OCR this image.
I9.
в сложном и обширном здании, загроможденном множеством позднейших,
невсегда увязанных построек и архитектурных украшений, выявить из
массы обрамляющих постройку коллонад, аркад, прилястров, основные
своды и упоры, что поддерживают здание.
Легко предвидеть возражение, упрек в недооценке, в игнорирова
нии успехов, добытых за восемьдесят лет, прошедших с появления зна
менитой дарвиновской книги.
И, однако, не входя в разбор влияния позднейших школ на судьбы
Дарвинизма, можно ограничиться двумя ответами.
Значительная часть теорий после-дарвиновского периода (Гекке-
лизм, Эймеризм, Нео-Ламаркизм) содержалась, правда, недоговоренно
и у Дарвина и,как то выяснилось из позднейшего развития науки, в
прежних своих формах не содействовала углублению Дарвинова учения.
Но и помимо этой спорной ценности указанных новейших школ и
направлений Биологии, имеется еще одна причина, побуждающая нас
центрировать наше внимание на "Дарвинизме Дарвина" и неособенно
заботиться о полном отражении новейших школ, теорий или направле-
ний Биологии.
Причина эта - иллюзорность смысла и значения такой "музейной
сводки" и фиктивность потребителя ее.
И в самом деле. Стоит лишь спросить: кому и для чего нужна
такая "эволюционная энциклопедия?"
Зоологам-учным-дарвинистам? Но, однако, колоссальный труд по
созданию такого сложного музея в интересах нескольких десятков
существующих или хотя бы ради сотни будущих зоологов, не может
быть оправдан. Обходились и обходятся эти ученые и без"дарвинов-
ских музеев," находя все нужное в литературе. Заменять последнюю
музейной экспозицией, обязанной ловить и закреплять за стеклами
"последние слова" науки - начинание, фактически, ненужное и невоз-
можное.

_ _ _ _ _ _ _

- **PROBLEM DESCRIPTION**: Print the entries exactly. Include every one.

- **TASK ANSWER**:
OCR this image.
I9.
в сложном и обширном здании, загроможденном множеством позднейших,
невсегда увязанных построек и архитектурных украшений, выявить из
массы обрамляющих постройку коллонад, аркад, прилястров, основные
своды и упоры, что поддерживают здание.
Легко предвидеть возражение, упрек в недооценке, в игнорирова
нии успехов, добытых за восемьдесят лет, прошедших с появления зна
менитой дарвиновской книги.
И, однако, не входя в разбор влияния позднейших школ на судьбы
Дарвинизма, можно ограничиться двумя ответами.
Значительная часть теорий после-дарвиновского периода (Гекке-
лизм, Эймеризм, Нео-Ламаркизм) содержалась, правда, недоговоренно
и у Дарвина и,как то выяснилось из позднейшего развития науки, в
прежних своих формах не содействовала углублению Дарвинова учения.
Но и помимо этой спорной ценности указанных новейших школ и
направлений Биологии, имеется еще одна причина, побуждающая нас
центрировать наше внимание на "Дарвинизме Дарвина" и неособенно
заботиться о полном отражении новейших школ, теорий или направле-
ний Биологии.
Причина эта - иллюзорность смысла и значения такой "музейной
сводки" и фиктивность потребителя ее.
И в самом деле. Стоит лишь спросить: кому и для чего нужна
такая "эволюционная энциклопедия?"
Зоологам-учным-дарвинистам? Но, однако, колоссальный труд по
созданию такого сложного музея в интересах нескольких десятков
существующих или хотя бы ради сотни будущих зоологов, не может
быть оправдан. Обходились и обходятся эти ученые и без"дарвинов-
ских музеев," находя все нужное в литературе. Заменять последнюю
музейной экспозицией, обязанной ловить и закреплять за стеклами
"последние слова" науки - начинание, фактически, ненужное и невоз-
можное.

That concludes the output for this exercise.